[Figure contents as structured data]
==================================================

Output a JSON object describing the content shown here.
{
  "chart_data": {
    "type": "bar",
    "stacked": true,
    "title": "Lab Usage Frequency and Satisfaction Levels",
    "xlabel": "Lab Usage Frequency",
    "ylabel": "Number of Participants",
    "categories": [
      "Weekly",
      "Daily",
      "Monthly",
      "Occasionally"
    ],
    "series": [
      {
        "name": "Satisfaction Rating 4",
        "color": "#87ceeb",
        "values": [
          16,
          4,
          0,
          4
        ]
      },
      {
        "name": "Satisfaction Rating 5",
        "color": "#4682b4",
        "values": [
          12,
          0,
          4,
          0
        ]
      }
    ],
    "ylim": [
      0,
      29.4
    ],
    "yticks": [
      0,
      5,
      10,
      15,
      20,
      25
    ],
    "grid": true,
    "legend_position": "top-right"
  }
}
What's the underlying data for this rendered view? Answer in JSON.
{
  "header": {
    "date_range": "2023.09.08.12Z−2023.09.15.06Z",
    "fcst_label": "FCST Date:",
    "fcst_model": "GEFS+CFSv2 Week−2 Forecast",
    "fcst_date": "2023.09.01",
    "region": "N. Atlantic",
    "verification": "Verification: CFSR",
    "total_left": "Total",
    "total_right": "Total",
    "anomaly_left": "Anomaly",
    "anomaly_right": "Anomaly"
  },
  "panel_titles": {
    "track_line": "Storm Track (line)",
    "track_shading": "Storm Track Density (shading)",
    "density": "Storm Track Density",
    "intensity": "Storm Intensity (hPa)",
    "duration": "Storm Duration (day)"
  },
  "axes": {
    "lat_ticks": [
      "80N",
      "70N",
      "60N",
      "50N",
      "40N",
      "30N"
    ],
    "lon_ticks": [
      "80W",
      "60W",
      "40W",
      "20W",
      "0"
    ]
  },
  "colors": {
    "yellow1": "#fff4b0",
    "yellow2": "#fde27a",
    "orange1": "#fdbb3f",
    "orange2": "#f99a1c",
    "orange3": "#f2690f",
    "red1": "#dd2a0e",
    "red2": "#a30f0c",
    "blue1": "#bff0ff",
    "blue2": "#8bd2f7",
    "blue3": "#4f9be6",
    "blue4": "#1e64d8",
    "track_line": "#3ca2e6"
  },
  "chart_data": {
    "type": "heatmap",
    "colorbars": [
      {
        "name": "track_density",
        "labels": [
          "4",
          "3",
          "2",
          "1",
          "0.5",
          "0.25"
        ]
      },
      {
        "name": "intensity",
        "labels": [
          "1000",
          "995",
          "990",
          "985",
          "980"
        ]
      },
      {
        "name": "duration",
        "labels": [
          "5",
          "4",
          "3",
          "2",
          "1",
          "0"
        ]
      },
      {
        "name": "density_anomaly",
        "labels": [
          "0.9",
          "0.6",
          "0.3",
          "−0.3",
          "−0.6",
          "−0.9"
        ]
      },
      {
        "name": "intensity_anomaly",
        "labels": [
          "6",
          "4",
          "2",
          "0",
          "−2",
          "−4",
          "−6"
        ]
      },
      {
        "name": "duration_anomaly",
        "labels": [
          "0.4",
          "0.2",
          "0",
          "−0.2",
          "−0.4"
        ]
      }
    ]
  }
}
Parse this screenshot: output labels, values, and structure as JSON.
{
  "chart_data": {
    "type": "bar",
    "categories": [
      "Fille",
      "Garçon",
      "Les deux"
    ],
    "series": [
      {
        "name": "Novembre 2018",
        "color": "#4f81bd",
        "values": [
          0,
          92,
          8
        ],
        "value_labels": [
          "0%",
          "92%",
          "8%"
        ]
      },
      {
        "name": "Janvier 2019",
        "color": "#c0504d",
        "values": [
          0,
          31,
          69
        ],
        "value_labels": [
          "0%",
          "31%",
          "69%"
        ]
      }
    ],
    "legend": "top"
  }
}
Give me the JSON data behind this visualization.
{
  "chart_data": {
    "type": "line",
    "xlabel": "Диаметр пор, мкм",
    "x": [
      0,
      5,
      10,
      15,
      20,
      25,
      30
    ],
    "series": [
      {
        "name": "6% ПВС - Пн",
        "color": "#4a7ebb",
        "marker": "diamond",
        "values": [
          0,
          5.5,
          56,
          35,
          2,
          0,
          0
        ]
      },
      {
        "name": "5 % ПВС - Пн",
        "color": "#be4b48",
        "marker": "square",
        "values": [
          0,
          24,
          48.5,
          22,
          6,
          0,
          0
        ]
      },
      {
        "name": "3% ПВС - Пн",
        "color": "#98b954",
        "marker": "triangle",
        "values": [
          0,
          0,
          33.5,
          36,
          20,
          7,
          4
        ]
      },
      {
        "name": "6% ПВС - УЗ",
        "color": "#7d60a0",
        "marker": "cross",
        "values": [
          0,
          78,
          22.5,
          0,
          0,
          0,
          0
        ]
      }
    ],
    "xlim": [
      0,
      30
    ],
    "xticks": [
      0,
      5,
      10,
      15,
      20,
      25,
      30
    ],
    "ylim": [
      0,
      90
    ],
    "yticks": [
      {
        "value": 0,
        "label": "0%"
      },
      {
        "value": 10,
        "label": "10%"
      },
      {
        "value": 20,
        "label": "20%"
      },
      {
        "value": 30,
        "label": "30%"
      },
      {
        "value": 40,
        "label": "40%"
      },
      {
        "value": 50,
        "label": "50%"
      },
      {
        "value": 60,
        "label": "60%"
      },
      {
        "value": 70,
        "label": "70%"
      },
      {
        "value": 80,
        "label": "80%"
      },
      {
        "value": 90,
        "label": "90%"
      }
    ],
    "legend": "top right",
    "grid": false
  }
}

==================================================

**Exercise brief**
Go through the listing above and list every line that has the word "JSON".

**The response**
Output a JSON object describing the content shown here.
What's the underlying data for this rendered view? Answer in JSON.
Parse this screenshot: output labels, values, and structure as JSON.
Give me the JSON data behind this visualization.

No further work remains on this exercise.